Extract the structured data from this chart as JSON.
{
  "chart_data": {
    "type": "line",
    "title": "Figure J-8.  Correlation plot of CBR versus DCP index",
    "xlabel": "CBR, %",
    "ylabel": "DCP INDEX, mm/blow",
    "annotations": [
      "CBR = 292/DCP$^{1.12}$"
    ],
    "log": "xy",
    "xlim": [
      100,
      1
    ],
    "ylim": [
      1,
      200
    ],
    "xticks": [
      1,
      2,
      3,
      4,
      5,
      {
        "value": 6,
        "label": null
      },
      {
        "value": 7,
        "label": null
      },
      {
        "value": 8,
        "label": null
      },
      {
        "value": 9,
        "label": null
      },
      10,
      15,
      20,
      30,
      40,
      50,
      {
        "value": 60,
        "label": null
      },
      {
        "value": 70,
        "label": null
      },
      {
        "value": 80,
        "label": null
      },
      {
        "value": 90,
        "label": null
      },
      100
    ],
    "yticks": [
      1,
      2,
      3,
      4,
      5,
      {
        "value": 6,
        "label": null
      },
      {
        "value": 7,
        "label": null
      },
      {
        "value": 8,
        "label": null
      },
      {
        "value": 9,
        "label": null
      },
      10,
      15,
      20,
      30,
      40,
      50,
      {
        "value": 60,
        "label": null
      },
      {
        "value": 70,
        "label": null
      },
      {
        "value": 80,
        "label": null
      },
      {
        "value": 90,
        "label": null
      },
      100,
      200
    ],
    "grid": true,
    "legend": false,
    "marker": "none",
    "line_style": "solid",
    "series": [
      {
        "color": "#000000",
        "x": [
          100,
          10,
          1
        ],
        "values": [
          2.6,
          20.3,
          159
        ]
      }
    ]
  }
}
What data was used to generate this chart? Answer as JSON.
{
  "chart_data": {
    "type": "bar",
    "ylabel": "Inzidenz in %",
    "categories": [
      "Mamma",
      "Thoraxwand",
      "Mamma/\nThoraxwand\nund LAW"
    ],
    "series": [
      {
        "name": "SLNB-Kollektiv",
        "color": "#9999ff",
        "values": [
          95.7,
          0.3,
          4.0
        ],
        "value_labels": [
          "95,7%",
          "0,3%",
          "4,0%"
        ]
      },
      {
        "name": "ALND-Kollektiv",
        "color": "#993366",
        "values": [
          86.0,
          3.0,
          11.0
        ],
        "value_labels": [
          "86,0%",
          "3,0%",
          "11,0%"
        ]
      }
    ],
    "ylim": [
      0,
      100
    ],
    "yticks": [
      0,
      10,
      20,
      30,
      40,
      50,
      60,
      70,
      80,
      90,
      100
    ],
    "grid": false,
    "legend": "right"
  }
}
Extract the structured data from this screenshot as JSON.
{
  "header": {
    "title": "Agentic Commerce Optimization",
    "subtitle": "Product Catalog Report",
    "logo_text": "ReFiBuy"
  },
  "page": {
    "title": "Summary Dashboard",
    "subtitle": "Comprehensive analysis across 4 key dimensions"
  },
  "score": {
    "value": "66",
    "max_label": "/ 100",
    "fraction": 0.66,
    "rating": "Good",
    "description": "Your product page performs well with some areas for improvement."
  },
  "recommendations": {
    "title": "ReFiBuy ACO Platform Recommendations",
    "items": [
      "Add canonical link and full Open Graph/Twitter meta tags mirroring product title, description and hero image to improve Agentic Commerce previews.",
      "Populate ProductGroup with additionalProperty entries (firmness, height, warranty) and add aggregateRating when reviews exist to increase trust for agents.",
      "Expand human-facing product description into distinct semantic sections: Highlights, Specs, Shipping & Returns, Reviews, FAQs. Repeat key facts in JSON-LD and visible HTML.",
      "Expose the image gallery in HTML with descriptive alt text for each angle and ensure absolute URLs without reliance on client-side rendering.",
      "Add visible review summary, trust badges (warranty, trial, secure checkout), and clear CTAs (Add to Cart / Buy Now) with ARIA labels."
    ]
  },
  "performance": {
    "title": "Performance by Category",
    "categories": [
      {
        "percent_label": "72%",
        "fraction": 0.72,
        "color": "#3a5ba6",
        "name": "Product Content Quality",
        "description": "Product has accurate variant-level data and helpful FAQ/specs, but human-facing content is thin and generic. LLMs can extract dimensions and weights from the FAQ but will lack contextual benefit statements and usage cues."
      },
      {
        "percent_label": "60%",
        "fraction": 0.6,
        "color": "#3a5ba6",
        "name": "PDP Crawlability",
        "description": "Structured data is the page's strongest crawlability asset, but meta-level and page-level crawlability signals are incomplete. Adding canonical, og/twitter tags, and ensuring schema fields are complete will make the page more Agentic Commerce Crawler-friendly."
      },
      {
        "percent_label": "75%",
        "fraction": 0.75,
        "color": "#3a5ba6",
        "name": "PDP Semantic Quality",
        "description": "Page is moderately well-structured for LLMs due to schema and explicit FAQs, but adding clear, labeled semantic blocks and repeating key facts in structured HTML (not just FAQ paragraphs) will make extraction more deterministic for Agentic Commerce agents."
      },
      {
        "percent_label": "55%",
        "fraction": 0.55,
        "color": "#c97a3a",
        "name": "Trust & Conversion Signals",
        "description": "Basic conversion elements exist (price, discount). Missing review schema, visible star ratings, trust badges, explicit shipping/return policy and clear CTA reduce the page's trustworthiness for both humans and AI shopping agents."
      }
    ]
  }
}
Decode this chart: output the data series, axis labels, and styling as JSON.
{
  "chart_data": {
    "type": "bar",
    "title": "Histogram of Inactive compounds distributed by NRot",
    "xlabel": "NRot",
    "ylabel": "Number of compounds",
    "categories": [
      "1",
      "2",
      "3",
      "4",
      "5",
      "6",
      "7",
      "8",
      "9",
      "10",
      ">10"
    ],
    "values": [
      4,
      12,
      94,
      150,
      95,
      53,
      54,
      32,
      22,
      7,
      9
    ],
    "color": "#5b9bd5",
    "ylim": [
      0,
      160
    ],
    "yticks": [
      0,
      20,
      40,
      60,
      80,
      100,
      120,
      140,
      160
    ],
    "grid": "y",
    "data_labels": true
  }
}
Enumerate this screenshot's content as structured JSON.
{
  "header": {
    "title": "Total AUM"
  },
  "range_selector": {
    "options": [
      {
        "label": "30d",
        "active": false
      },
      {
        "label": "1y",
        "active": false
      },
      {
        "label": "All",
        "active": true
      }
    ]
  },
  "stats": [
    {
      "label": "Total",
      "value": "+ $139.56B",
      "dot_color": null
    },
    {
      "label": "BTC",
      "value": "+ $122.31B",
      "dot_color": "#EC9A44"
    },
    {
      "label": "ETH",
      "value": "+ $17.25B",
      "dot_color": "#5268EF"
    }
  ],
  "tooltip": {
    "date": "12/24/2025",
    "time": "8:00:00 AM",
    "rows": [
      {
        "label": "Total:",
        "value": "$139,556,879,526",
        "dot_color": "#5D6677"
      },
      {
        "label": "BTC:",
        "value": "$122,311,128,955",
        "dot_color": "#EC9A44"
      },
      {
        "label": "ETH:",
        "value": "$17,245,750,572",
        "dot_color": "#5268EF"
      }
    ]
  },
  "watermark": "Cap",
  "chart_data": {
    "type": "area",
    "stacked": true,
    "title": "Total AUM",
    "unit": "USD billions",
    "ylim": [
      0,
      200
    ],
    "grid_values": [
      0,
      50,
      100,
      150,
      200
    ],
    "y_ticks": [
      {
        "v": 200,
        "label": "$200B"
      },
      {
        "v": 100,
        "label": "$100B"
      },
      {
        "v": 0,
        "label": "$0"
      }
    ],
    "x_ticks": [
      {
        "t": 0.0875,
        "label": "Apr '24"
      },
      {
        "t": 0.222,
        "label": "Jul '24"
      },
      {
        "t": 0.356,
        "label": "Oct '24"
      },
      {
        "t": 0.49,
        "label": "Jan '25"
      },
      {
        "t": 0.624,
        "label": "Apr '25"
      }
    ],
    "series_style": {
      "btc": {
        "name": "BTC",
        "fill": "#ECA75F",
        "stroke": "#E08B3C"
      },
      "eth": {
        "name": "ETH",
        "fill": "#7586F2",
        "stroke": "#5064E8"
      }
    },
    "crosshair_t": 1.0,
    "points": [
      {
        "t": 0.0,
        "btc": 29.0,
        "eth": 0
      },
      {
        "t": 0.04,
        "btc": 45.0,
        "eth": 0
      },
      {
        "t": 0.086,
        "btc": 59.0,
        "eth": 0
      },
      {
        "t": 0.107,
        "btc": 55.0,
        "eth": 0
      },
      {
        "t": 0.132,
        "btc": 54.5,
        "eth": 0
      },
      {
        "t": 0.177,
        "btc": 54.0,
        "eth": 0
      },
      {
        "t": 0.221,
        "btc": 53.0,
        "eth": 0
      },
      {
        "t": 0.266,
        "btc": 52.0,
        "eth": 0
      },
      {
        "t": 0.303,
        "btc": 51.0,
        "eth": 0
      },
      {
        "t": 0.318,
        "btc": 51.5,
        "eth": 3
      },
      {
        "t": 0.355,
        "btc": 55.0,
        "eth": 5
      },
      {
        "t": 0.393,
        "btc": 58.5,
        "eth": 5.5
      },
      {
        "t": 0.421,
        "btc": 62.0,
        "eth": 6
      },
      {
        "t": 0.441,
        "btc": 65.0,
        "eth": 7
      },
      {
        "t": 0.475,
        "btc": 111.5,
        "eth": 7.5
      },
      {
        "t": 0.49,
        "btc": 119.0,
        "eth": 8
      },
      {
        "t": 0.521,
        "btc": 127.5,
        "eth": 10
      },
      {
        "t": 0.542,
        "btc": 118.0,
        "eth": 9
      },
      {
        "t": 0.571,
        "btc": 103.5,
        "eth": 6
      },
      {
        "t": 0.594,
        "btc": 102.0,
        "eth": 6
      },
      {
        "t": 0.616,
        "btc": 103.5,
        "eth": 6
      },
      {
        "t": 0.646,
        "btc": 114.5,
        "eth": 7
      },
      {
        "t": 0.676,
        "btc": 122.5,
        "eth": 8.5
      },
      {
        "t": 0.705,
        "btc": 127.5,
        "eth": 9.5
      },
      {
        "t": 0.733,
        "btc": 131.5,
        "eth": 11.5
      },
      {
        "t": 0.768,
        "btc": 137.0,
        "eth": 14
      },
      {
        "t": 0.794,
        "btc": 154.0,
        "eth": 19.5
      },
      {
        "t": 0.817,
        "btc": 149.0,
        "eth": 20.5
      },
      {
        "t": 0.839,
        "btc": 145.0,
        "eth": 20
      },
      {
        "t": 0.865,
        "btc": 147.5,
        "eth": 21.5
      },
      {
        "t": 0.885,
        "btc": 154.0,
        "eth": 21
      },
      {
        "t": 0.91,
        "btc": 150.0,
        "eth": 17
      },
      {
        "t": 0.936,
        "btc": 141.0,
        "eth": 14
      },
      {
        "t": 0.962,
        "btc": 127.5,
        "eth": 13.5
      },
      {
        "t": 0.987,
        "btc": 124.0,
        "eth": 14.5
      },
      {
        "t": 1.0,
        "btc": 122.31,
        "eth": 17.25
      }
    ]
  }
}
• • •
## Instructions to follow:
Copy, from the material, each line that holds the string "name".

## The result:
        "name": "SLNB-Kollektiv",
        "name": "ALND-Kollektiv",
        "name": "Product Content Quality",
        "name": "PDP Crawlability",
        "name": "PDP Semantic Quality",
        "name": "Trust & Conversion Signals",
        "name": "BTC",
        "name": "ETH",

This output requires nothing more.